──────── Source material
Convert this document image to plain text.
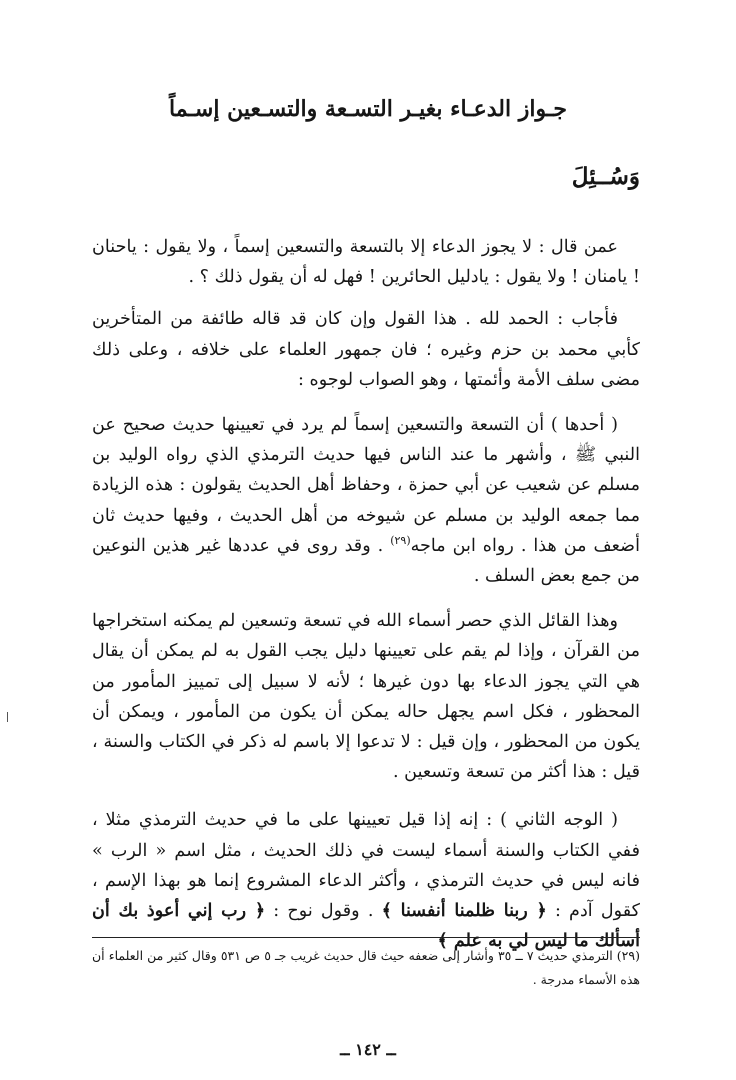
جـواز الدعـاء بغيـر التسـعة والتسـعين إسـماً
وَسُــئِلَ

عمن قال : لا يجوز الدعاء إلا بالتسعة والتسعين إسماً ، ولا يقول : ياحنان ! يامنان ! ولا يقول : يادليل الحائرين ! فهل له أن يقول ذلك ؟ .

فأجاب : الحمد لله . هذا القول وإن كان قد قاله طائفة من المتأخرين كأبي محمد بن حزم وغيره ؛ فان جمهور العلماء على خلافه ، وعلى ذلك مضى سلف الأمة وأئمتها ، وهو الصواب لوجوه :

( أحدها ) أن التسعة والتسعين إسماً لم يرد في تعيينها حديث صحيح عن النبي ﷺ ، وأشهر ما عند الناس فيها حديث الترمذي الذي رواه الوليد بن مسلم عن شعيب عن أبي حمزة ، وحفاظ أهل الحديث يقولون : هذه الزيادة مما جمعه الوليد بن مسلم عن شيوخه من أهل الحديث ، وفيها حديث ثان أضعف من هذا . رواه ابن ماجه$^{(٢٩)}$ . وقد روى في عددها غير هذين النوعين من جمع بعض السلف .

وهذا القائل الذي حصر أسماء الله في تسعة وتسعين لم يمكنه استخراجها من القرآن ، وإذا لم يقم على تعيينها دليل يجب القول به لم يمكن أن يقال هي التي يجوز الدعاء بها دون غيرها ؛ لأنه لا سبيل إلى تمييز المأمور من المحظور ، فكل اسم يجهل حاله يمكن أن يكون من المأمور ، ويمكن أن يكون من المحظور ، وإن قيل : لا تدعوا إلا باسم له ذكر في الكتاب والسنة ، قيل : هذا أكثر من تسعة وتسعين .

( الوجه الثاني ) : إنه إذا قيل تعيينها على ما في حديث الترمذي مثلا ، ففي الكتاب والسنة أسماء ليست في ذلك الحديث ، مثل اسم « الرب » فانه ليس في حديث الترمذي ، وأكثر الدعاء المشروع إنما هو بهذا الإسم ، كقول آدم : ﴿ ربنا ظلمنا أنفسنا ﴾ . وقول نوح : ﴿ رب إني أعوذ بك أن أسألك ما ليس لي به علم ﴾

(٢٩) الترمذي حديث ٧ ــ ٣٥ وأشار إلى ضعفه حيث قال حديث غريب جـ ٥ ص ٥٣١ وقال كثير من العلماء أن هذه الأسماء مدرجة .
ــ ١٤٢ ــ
────────────────
──────── Source material
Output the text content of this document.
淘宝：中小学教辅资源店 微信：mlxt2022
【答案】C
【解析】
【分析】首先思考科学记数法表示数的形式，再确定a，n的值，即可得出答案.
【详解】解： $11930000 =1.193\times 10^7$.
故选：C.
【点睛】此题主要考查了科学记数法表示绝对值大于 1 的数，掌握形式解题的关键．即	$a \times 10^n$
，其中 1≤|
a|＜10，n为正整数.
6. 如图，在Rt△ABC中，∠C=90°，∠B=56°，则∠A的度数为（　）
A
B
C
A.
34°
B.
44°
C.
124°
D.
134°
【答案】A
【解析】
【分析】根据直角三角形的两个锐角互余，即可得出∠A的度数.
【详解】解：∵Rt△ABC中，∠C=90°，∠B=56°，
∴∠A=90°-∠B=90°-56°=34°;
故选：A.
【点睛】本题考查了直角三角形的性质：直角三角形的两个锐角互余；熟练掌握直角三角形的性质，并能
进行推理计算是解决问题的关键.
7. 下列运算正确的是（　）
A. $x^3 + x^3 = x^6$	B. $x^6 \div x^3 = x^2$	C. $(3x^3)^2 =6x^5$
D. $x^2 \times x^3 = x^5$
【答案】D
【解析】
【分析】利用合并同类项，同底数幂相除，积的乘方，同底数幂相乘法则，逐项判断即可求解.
────────────────
Work to do: Look through the records and gather every line containing "والتسعين".

Exercise response:
عمن قال : لا يجوز الدعاء إلا بالتسعة والتسعين إسماً ، ولا يقول : ياحنان ! يامنان ! ولا يقول : يادليل الحائرين ! فهل له أن يقول ذلك ؟ .
( أحدها ) أن التسعة والتسعين إسماً لم يرد في تعيينها حديث صحيح عن النبي ﷺ ، وأشهر ما عند الناس فيها حديث الترمذي الذي رواه الوليد بن مسلم عن شعيب عن أبي حمزة ، وحفاظ أهل الحديث يقولون : هذه الزيادة مما جمعه الوليد بن مسلم عن شيوخه من أهل الحديث ، وفيها حديث ثان أضعف من هذا . رواه ابن ماجه$^{(٢٩)}$ . وقد روى في عددها غير هذين النوعين من جمع بعض السلف .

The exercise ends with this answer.